▶ [Job]: Repeat the records word for word, excluding any picture.

[A run of records]

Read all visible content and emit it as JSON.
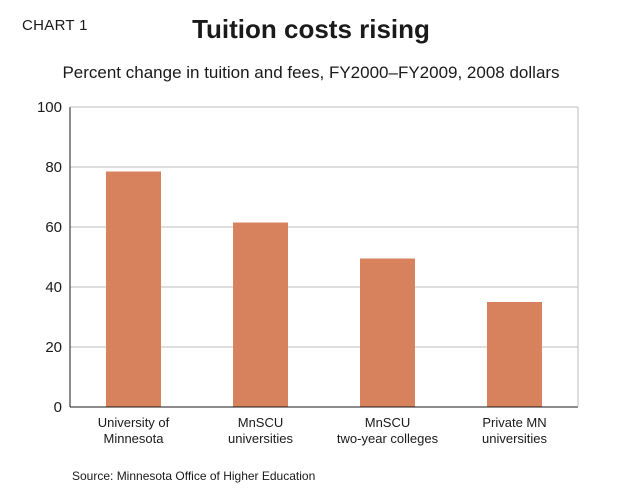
{
  "header": {
    "chart_number": "CHART 1",
    "title": "Tuition costs rising",
    "subtitle": "Percent change in tuition and fees, FY2000–FY2009, 2008 dollars"
  },
  "footer": {
    "source": "Source: Minnesota Office of Higher Education"
  },
  "colors": {
    "bar": "#d7825c",
    "axis": "#1a1a1a",
    "grid": "#bdbdbd"
  },
  "chart_data": {
    "type": "bar",
    "title": "Tuition costs rising",
    "subtitle": "Percent change in tuition and fees, FY2000–FY2009, 2008 dollars",
    "xlabel": "",
    "ylabel": "",
    "categories": [
      [
        "University of",
        "Minnesota"
      ],
      [
        "MnSCU",
        "universities"
      ],
      [
        "MnSCU",
        "two-year colleges"
      ],
      [
        "Private MN",
        "universities"
      ]
    ],
    "values": [
      78.5,
      61.5,
      49.5,
      35
    ],
    "ylim": [
      0,
      100
    ],
    "yticks": [
      0,
      20,
      40,
      60,
      80,
      100
    ],
    "grid": true
  }
}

▶ [Written reply]:
Read all visible content and emit it as JSON.
{
  "header": {
    "chart_number": "CHART 1",
    "title": "Tuition costs rising",
    "subtitle": "Percent change in tuition and fees, FY2000–FY2009, 2008 dollars"
  },
  "footer": {
    "source": "Source: Minnesota Office of Higher Education"
  },
  "colors": {
    "bar": "#d7825c",
    "axis": "#1a1a1a",
    "grid": "#bdbdbd"
  },
  "chart_data": {
    "type": "bar",
    "title": "Tuition costs rising",
    "subtitle": "Percent change in tuition and fees, FY2000–FY2009, 2008 dollars",
    "xlabel": "",
    "ylabel": "",
    "categories": [
      [
        "University of",
        "Minnesota"
      ],
      [
        "MnSCU",
        "universities"
      ],
      [
        "MnSCU",
        "two-year colleges"
      ],
      [
        "Private MN",
        "universities"
      ]
    ],
    "values": [
      78.5,
      61.5,
      49.5,
      35
    ],
    "ylim": [
      0,
      100
    ],
    "yticks": [
      0,
      20,
      40,
      60,
      80,
      100
    ],
    "grid": true
  }
}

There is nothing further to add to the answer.